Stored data
>>>>>

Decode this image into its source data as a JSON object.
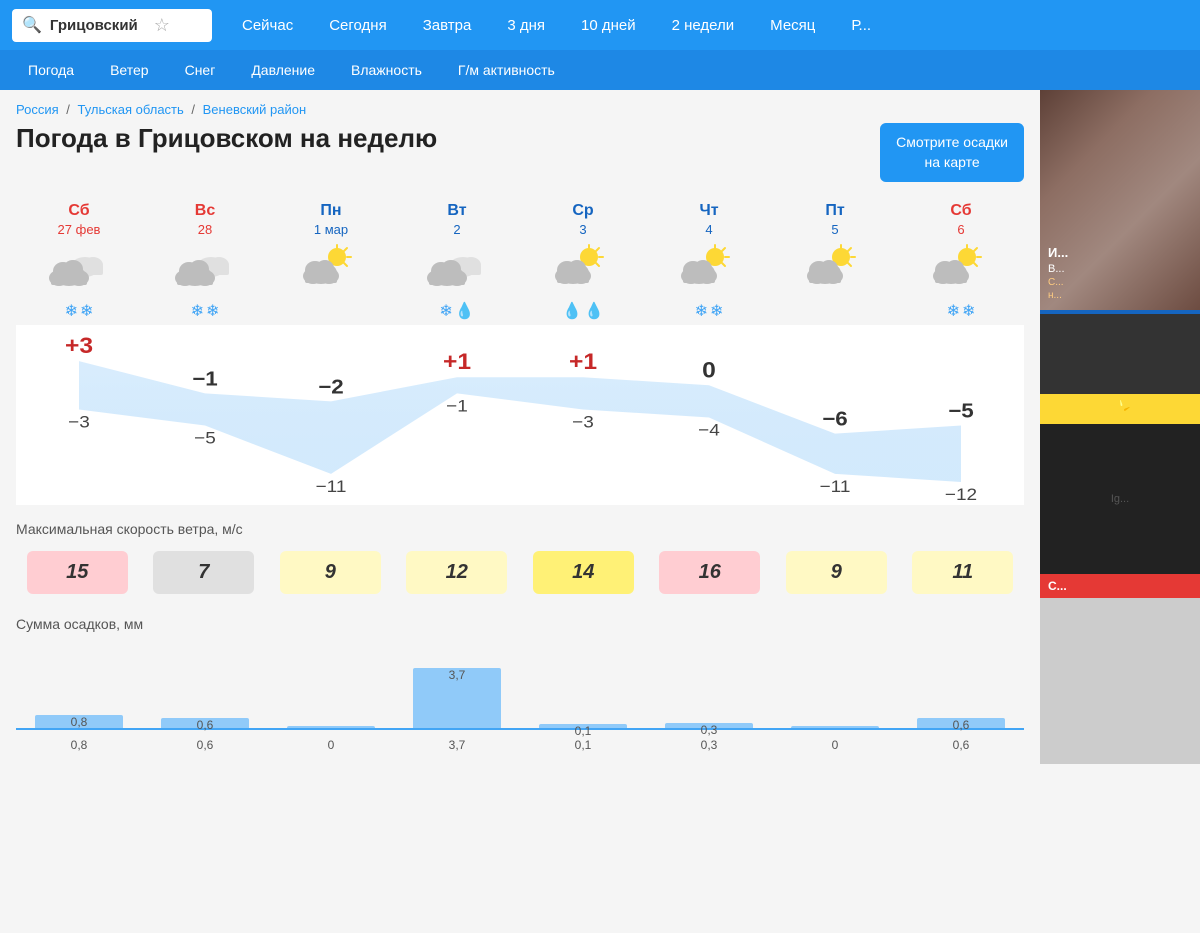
{
  "search": {
    "placeholder": "Грицовский",
    "star": "☆"
  },
  "nav": {
    "tabs": [
      "Сейчас",
      "Сегодня",
      "Завтра",
      "3 дня",
      "10 дней",
      "2 недели",
      "Месяц",
      "Р..."
    ]
  },
  "subnav": {
    "tabs": [
      "Погода",
      "Ветер",
      "Снег",
      "Давление",
      "Влажность",
      "Г/м активность"
    ]
  },
  "breadcrumb": {
    "items": [
      "Россия",
      "Тульская область",
      "Веневский район"
    ]
  },
  "page": {
    "title": "Погода в Грицовском на неделю",
    "map_button": "Смотрите осадки\nна карте"
  },
  "days": [
    {
      "name": "Сб",
      "date": "27 фев",
      "weekend": true,
      "icon": "overcast_snow",
      "precip_sym": [
        "❄",
        "❄"
      ]
    },
    {
      "name": "Вс",
      "date": "28",
      "weekend": true,
      "icon": "overcast_snow",
      "precip_sym": [
        "❄",
        "❄"
      ]
    },
    {
      "name": "Пн",
      "date": "1 мар",
      "weekend": false,
      "icon": "partly_cloudy",
      "precip_sym": []
    },
    {
      "name": "Вт",
      "date": "2",
      "weekend": false,
      "icon": "overcast_rain_snow",
      "precip_sym": [
        "❄",
        "💧"
      ]
    },
    {
      "name": "Ср",
      "date": "3",
      "weekend": false,
      "icon": "partly_cloudy_rain",
      "precip_sym": [
        "💧",
        "💧"
      ]
    },
    {
      "name": "Чт",
      "date": "4",
      "weekend": false,
      "icon": "partly_cloudy",
      "precip_sym": [
        "❄",
        "❄"
      ]
    },
    {
      "name": "Пт",
      "date": "5",
      "weekend": false,
      "icon": "partly_cloudy",
      "precip_sym": []
    },
    {
      "name": "Сб",
      "date": "6",
      "weekend": true,
      "icon": "partly_cloudy",
      "precip_sym": [
        "❄",
        "❄"
      ]
    }
  ],
  "temperatures": {
    "high": [
      "+3",
      "−1",
      "−2",
      "+1",
      "+1",
      "0",
      "−6",
      "−5"
    ],
    "low": [
      "−3",
      "−5",
      "−11",
      "−1",
      "−3",
      "−4",
      "−11",
      "−12"
    ]
  },
  "wind": {
    "label": "Максимальная скорость ветра, м/с",
    "values": [
      15,
      7,
      9,
      12,
      14,
      16,
      9,
      11
    ],
    "colors": [
      "#FFCDD2",
      "#e0e0e0",
      "#FFF9C4",
      "#FFF9C4",
      "#FFF176",
      "#FFCDD2",
      "#FFF9C4",
      "#FFF9C4"
    ]
  },
  "precipitation": {
    "label": "Сумма осадков, мм",
    "values": [
      0.8,
      0.6,
      0,
      3.7,
      0.1,
      0.3,
      0,
      0.6
    ],
    "max": 3.7
  }
}
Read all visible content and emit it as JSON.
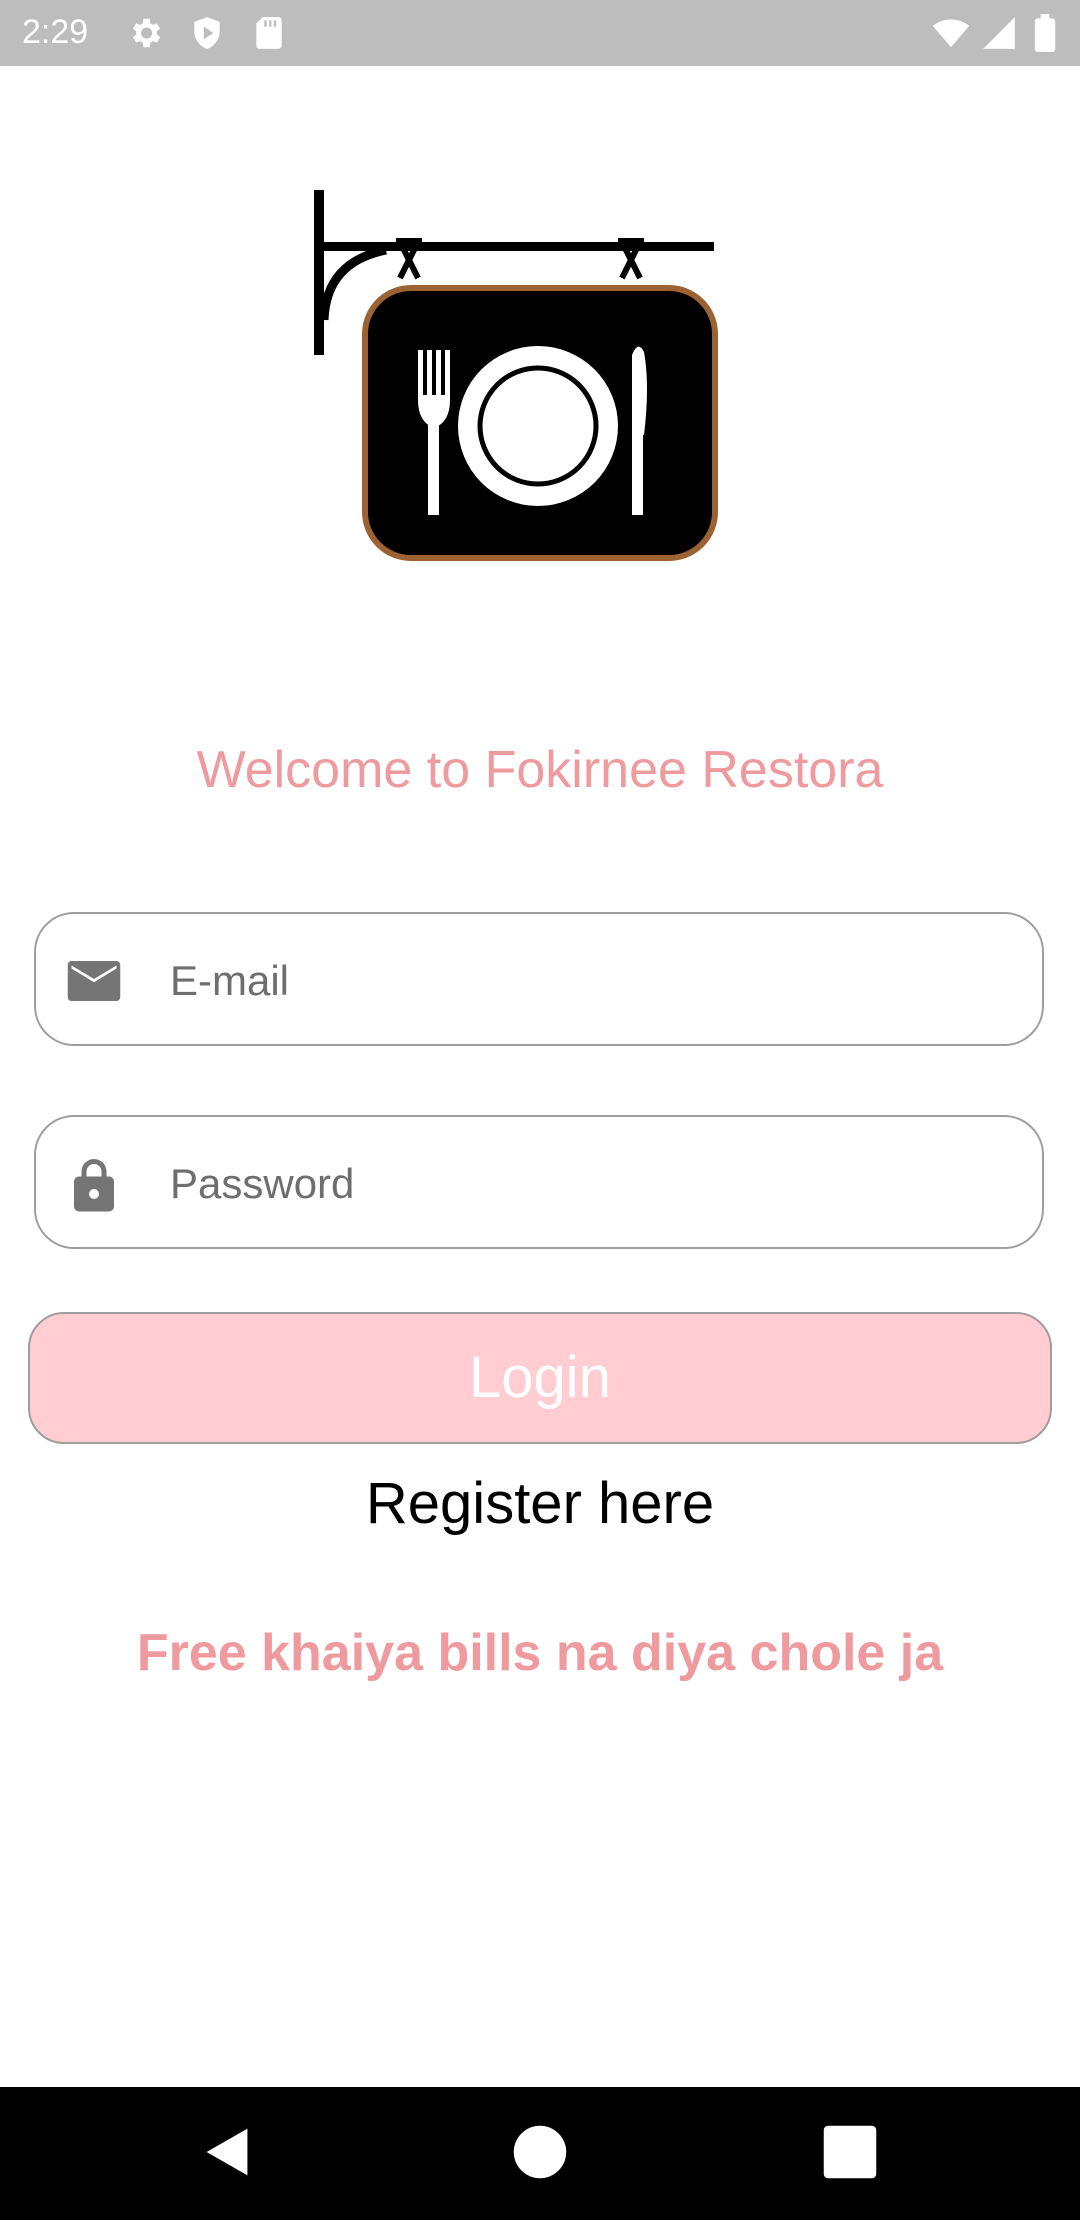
{
  "status_bar": {
    "time": "2:29",
    "icons": [
      "settings-icon",
      "shield-icon",
      "sd-card-icon",
      "wifi-icon",
      "signal-icon",
      "battery-icon"
    ]
  },
  "logo": {
    "icon": "restaurant-sign-icon",
    "frame_color": "#9c6233"
  },
  "welcome_text": "Welcome to Fokirnee Restora",
  "email_field": {
    "icon": "mail-icon",
    "placeholder": "E-mail",
    "value": ""
  },
  "password_field": {
    "icon": "lock-icon",
    "placeholder": "Password",
    "value": ""
  },
  "login_button": {
    "label": "Login",
    "background": "#ffcdd2"
  },
  "register_link": "Register here",
  "footer_text": "Free khaiya bills na diya chole ja",
  "accent_color": "#ee9a9f",
  "nav_bar": {
    "icons": [
      "back-icon",
      "home-icon",
      "recents-icon"
    ]
  }
}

<<<<<

EXERCISE INSTRUCTIONS | Without the pictures, retype exactly the lines from the one that holds "Read all visible content and emit it as JSON." to the last line of the data above, both of them included.

TASK SOLUTION |
Read all visible content and emit it as JSON.
{
  "status_bar": {
    "time": "2:29",
    "icons": [
      "settings-icon",
      "shield-icon",
      "sd-card-icon",
      "wifi-icon",
      "signal-icon",
      "battery-icon"
    ]
  },
  "logo": {
    "icon": "restaurant-sign-icon",
    "frame_color": "#9c6233"
  },
  "welcome_text": "Welcome to Fokirnee Restora",
  "email_field": {
    "icon": "mail-icon",
    "placeholder": "E-mail",
    "value": ""
  },
  "password_field": {
    "icon": "lock-icon",
    "placeholder": "Password",
    "value": ""
  },
  "login_button": {
    "label": "Login",
    "background": "#ffcdd2"
  },
  "register_link": "Register here",
  "footer_text": "Free khaiya bills na diya chole ja",
  "accent_color": "#ee9a9f",
  "nav_bar": {
    "icons": [
      "back-icon",
      "home-icon",
      "recents-icon"
    ]
  }
}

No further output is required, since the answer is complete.